EXERCISE TASK
Find the string "nucleic" in the records. Copy every line it appears in.

[Entries with figure data]
--- start ---
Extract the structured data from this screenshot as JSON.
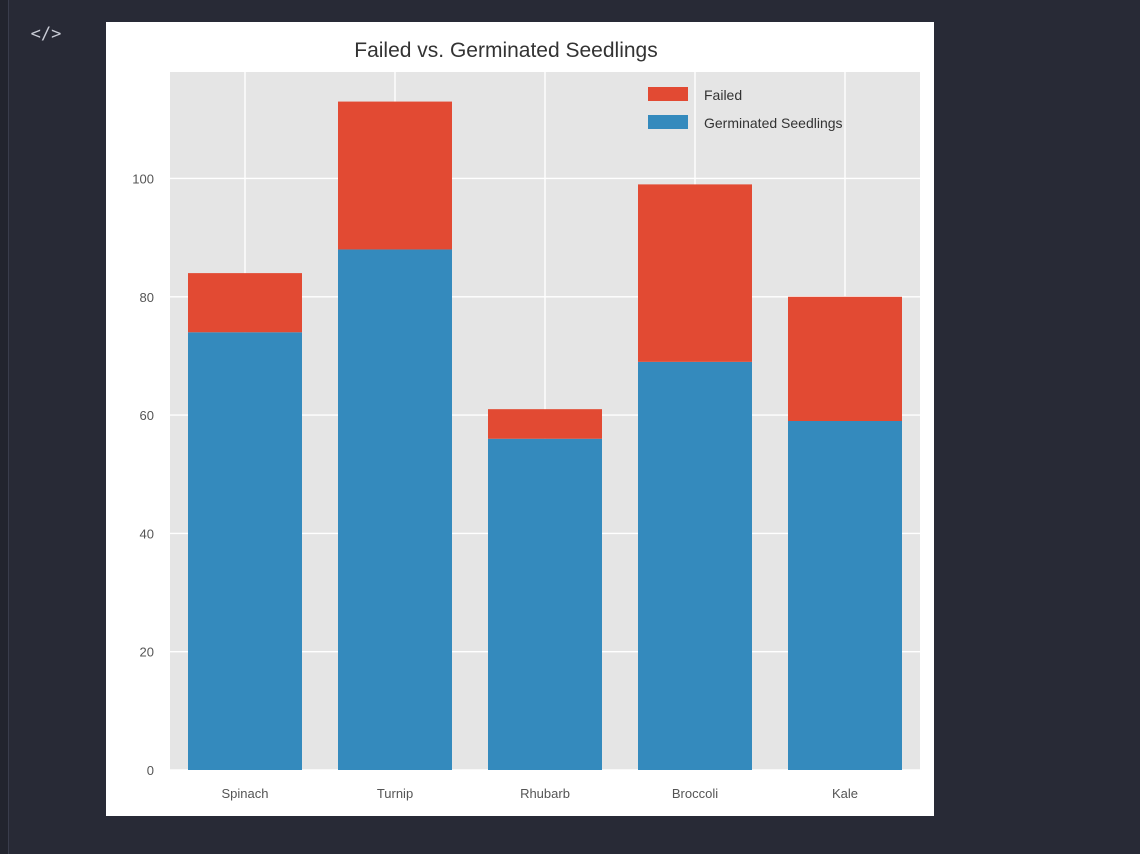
{
  "toolbar": {
    "code_toggle_icon": "code-icon",
    "code_toggle_glyph": "</>"
  },
  "colors": {
    "page_background": "#282a36",
    "plot_background": "#e5e5e5",
    "grid": "#ffffff",
    "failed": "#e24a33",
    "germinated": "#348abd"
  },
  "chart_data": {
    "type": "bar",
    "stacked": true,
    "title": "Failed vs. Germinated Seedlings",
    "xlabel": "",
    "ylabel": "",
    "categories": [
      "Spinach",
      "Turnip",
      "Rhubarb",
      "Broccoli",
      "Kale"
    ],
    "series": [
      {
        "name": "Germinated Seedlings",
        "color": "#348abd",
        "values": [
          74,
          88,
          56,
          69,
          59
        ]
      },
      {
        "name": "Failed",
        "color": "#e24a33",
        "values": [
          10,
          25,
          5,
          30,
          21
        ]
      }
    ],
    "ylim": [
      0,
      118
    ],
    "yticks": [
      0,
      20,
      40,
      60,
      80,
      100
    ],
    "grid": true,
    "legend": {
      "placement": "top-right",
      "entries": [
        "Failed",
        "Germinated Seedlings"
      ]
    }
  }
}
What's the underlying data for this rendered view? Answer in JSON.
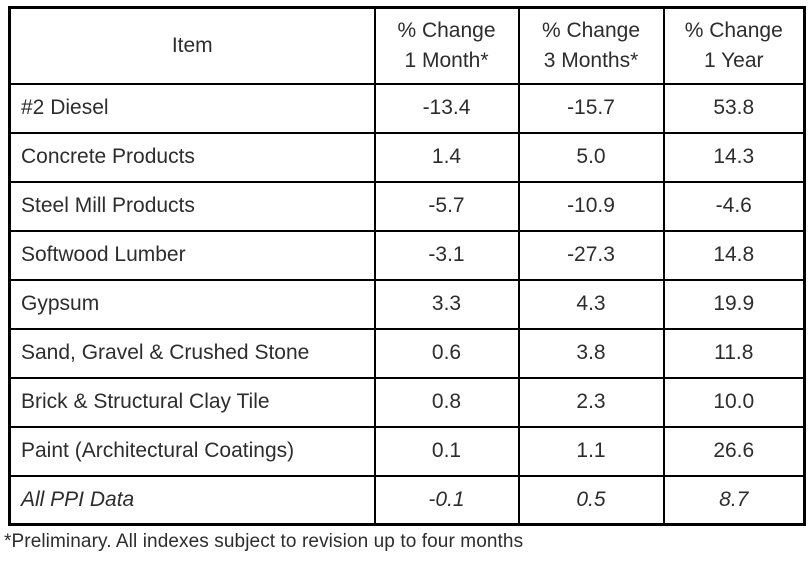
{
  "colors": {
    "border": "#000000",
    "text": "#2d2d2d",
    "background": "#ffffff"
  },
  "chart_data": {
    "type": "table",
    "columns": [
      "Item",
      "% Change\n1 Month*",
      "% Change\n3 Months*",
      "% Change\n1 Year"
    ],
    "rows": [
      {
        "item": "#2 Diesel",
        "m1": "-13.4",
        "m3": "-15.7",
        "y1": "53.8"
      },
      {
        "item": "Concrete Products",
        "m1": "1.4",
        "m3": "5.0",
        "y1": "14.3"
      },
      {
        "item": "Steel Mill Products",
        "m1": "-5.7",
        "m3": "-10.9",
        "y1": "-4.6"
      },
      {
        "item": "Softwood Lumber",
        "m1": "-3.1",
        "m3": "-27.3",
        "y1": "14.8"
      },
      {
        "item": "Gypsum",
        "m1": "3.3",
        "m3": "4.3",
        "y1": "19.9"
      },
      {
        "item": "Sand, Gravel & Crushed Stone",
        "m1": "0.6",
        "m3": "3.8",
        "y1": "11.8"
      },
      {
        "item": "Brick & Structural Clay Tile",
        "m1": "0.8",
        "m3": "2.3",
        "y1": "10.0"
      },
      {
        "item": "Paint (Architectural Coatings)",
        "m1": "0.1",
        "m3": "1.1",
        "y1": "26.6"
      },
      {
        "item": "All PPI Data",
        "m1": "-0.1",
        "m3": "0.5",
        "y1": "8.7"
      }
    ],
    "footnote": "*Preliminary. All indexes subject to revision up to four months"
  }
}
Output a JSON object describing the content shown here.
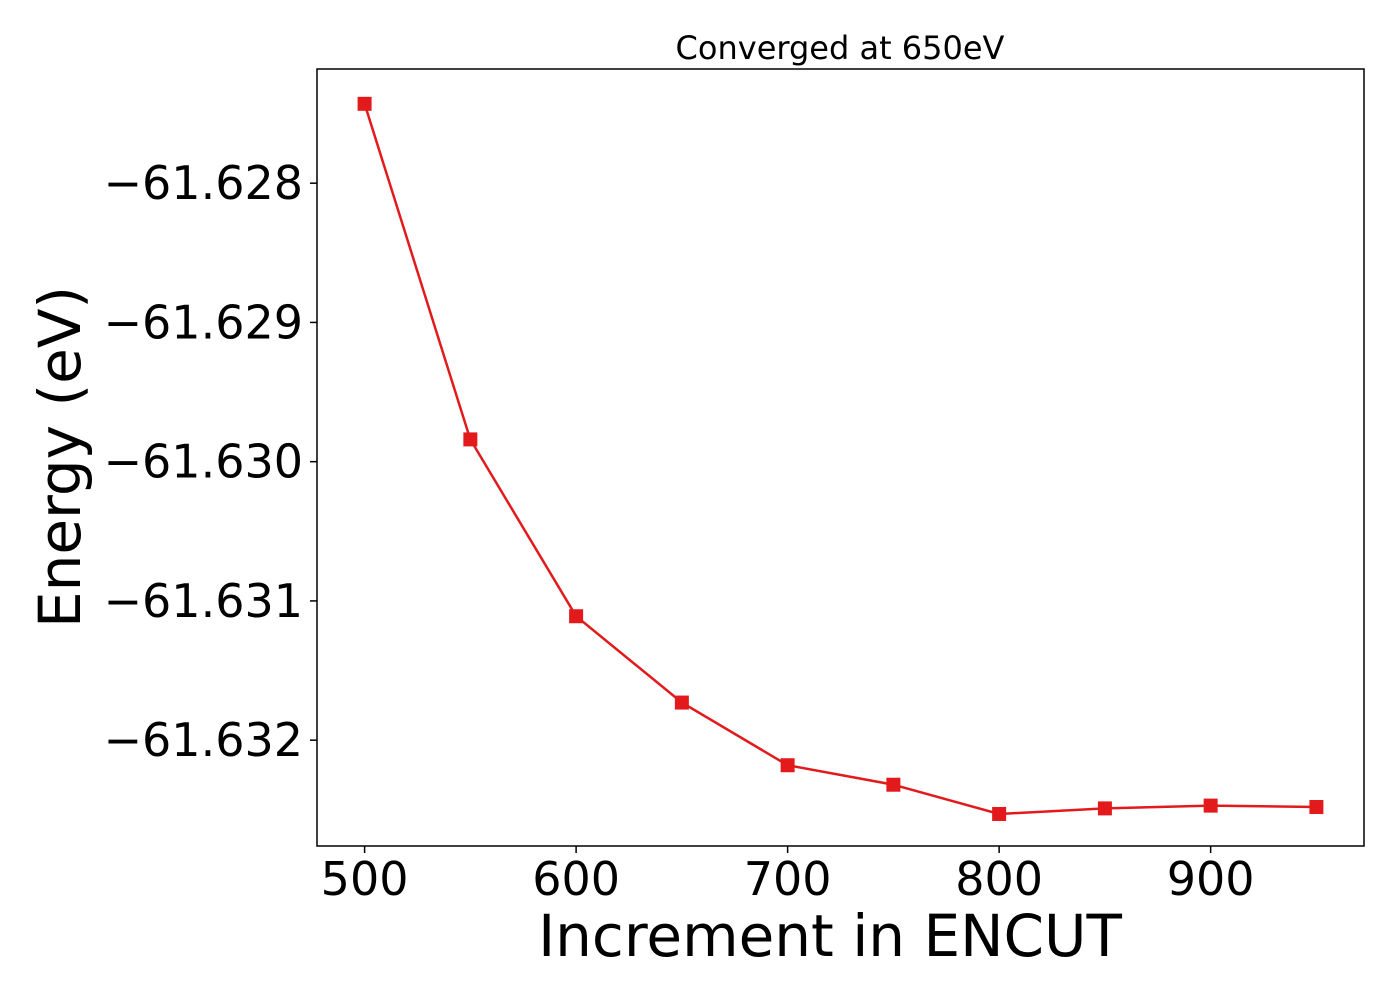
{
  "chart_data": {
    "type": "line",
    "title": "Converged at 650eV",
    "xlabel": "Increment in ENCUT",
    "ylabel": "Energy (eV)",
    "x": [
      500,
      550,
      600,
      650,
      700,
      750,
      800,
      850,
      900,
      950
    ],
    "series": [
      {
        "values": [
          -61.62743,
          -61.62984,
          -61.63111,
          -61.63173,
          -61.63218,
          -61.63232,
          -61.63253,
          -61.63249,
          -61.63247,
          -61.63248
        ],
        "color": "#e31a1c",
        "marker": "square"
      }
    ],
    "xticks": [
      500,
      600,
      700,
      800,
      900
    ],
    "xtick_labels": [
      "500",
      "600",
      "700",
      "800",
      "900"
    ],
    "yticks": [
      -61.628,
      -61.629,
      -61.63,
      -61.631,
      -61.632
    ],
    "ytick_labels": [
      "−61.628",
      "−61.629",
      "−61.630",
      "−61.631",
      "−61.632"
    ],
    "xlim": [
      477.5,
      972.5
    ],
    "ylim": [
      -61.63276,
      -61.62718
    ],
    "grid": false,
    "legend": "none"
  }
}
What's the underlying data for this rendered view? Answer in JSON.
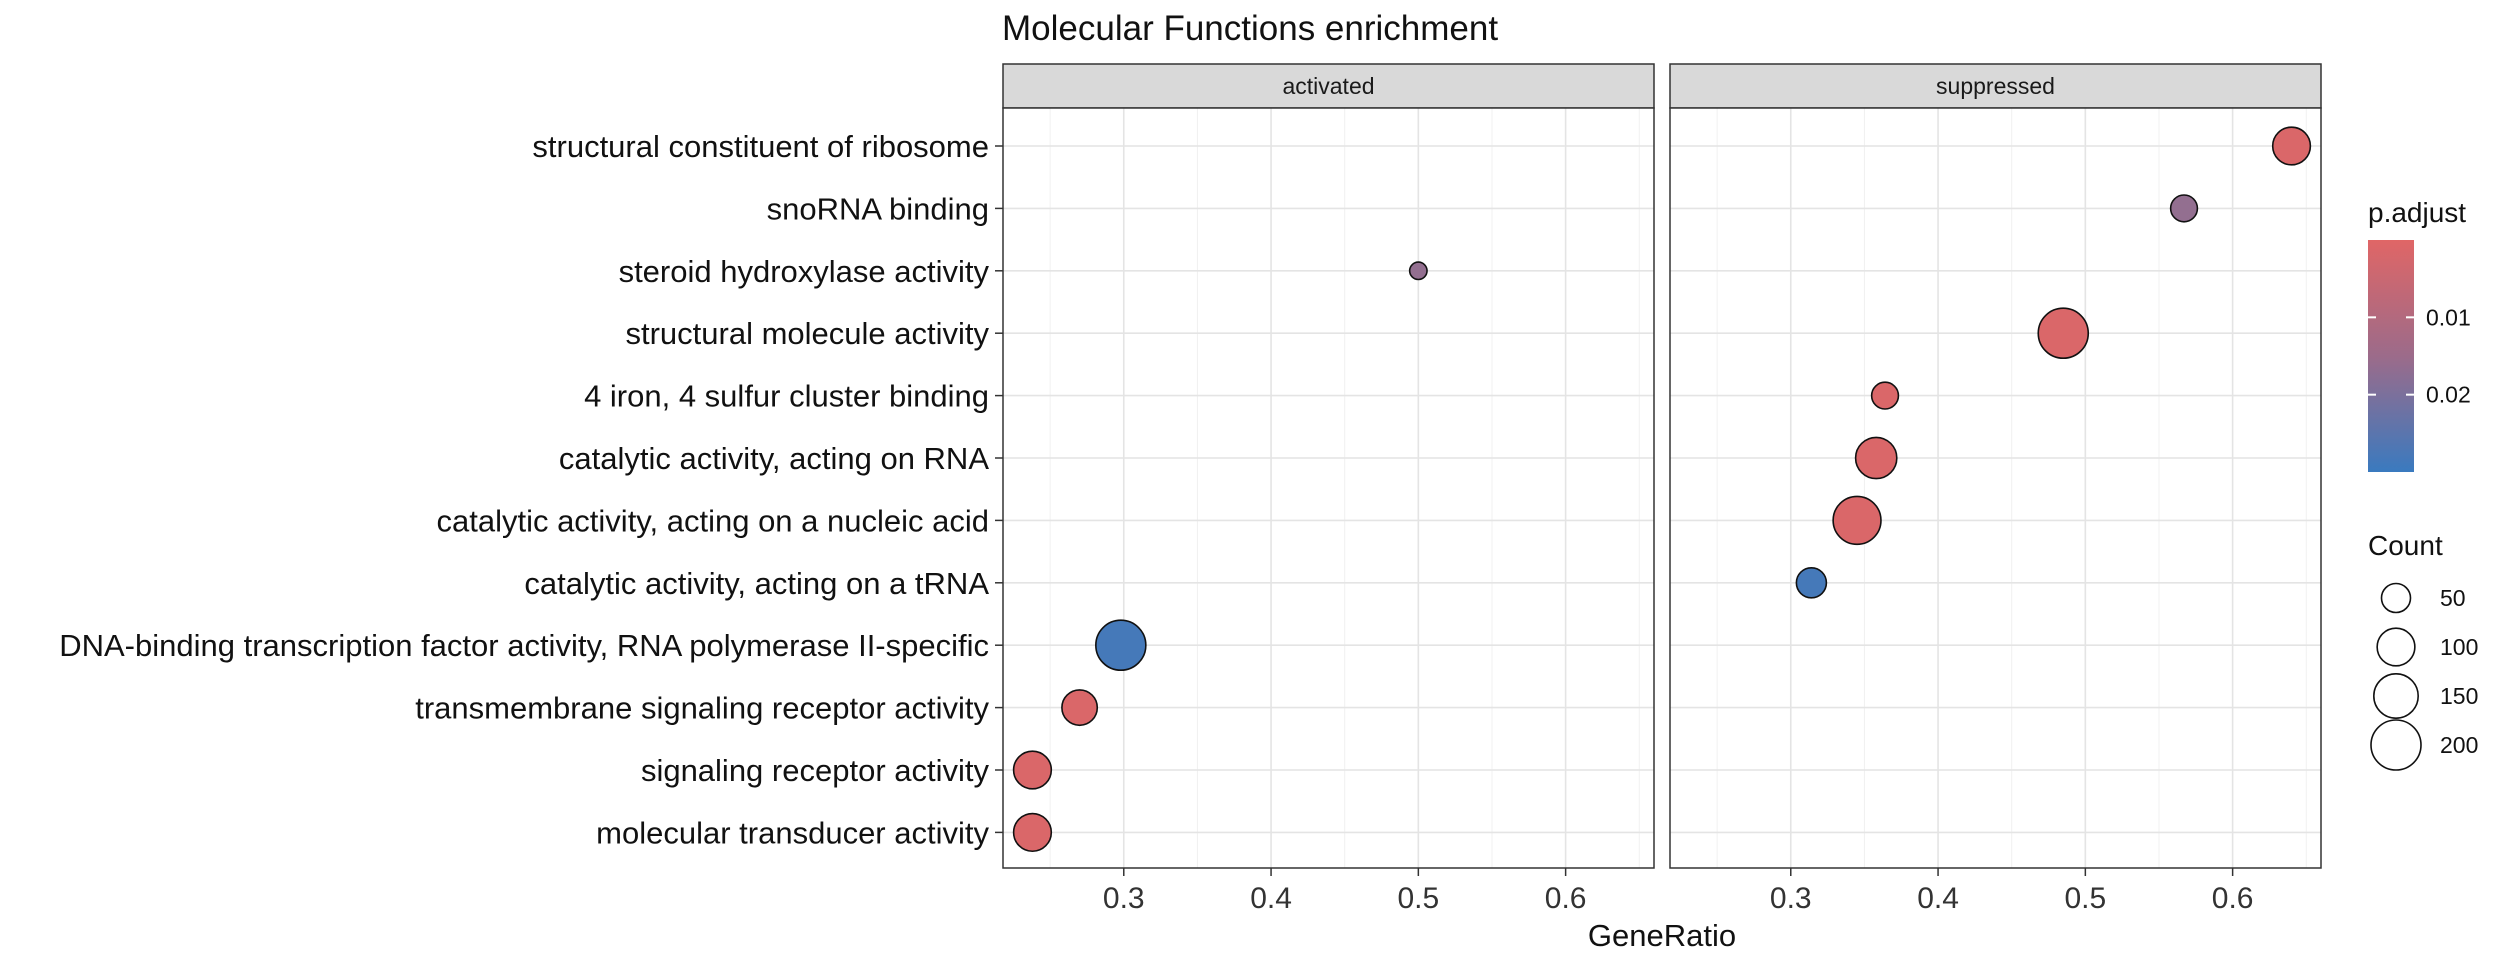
{
  "chart_data": {
    "type": "scatter",
    "title": "Molecular Functions enrichment",
    "xlabel": "GeneRatio",
    "ylabel": "",
    "xlim": [
      0.218,
      0.66
    ],
    "xticks": [
      0.3,
      0.4,
      0.5,
      0.6
    ],
    "xtick_labels": [
      "0.3",
      "0.4",
      "0.5",
      "0.6"
    ],
    "categories": [
      "structural constituent of ribosome",
      "snoRNA binding",
      "steroid hydroxylase activity",
      "structural molecule activity",
      "4 iron, 4 sulfur cluster binding",
      "catalytic activity, acting on RNA",
      "catalytic activity, acting on a nucleic acid",
      "catalytic activity, acting on a tRNA",
      "DNA-binding transcription factor activity, RNA polymerase II-specific",
      "transmembrane signaling receptor activity",
      "signaling receptor activity",
      "molecular transducer activity"
    ],
    "panels": [
      {
        "name": "activated",
        "points": [
          {
            "category": "steroid hydroxylase activity",
            "x": 0.5,
            "count": 10,
            "p_adjust": 0.014
          },
          {
            "category": "DNA-binding transcription factor activity, RNA polymerase II-specific",
            "x": 0.298,
            "count": 200,
            "p_adjust": 0.028
          },
          {
            "category": "transmembrane signaling receptor activity",
            "x": 0.27,
            "count": 85,
            "p_adjust": 0.001
          },
          {
            "category": "signaling receptor activity",
            "x": 0.238,
            "count": 100,
            "p_adjust": 0.001
          },
          {
            "category": "molecular transducer activity",
            "x": 0.238,
            "count": 100,
            "p_adjust": 0.001
          }
        ]
      },
      {
        "name": "suppressed",
        "points": [
          {
            "category": "structural constituent of ribosome",
            "x": 0.64,
            "count": 100,
            "p_adjust": 0.001
          },
          {
            "category": "snoRNA binding",
            "x": 0.567,
            "count": 40,
            "p_adjust": 0.014
          },
          {
            "category": "structural molecule activity",
            "x": 0.485,
            "count": 200,
            "p_adjust": 0.001
          },
          {
            "category": "4 iron, 4 sulfur cluster binding",
            "x": 0.364,
            "count": 40,
            "p_adjust": 0.001
          },
          {
            "category": "catalytic activity, acting on RNA",
            "x": 0.358,
            "count": 125,
            "p_adjust": 0.001
          },
          {
            "category": "catalytic activity, acting on a nucleic acid",
            "x": 0.345,
            "count": 180,
            "p_adjust": 0.001
          },
          {
            "category": "catalytic activity, acting on a tRNA",
            "x": 0.314,
            "count": 55,
            "p_adjust": 0.028
          }
        ]
      }
    ],
    "color_scale": {
      "title": "p.adjust",
      "low_color": "#e06666",
      "high_color": "#3a7abf",
      "range": [
        0.0,
        0.03
      ],
      "breaks": [
        0.01,
        0.02
      ],
      "break_labels": [
        "0.01",
        "0.02"
      ]
    },
    "size_scale": {
      "title": "Count",
      "breaks": [
        50,
        100,
        150,
        200
      ],
      "break_labels": [
        "50",
        "100",
        "150",
        "200"
      ]
    },
    "grid": true,
    "legend_position": "right"
  }
}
--- end ---
SOLUTION
      "catalytic activity, acting on a nucleic acid",
            "category": "catalytic activity, acting on a nucleic acid",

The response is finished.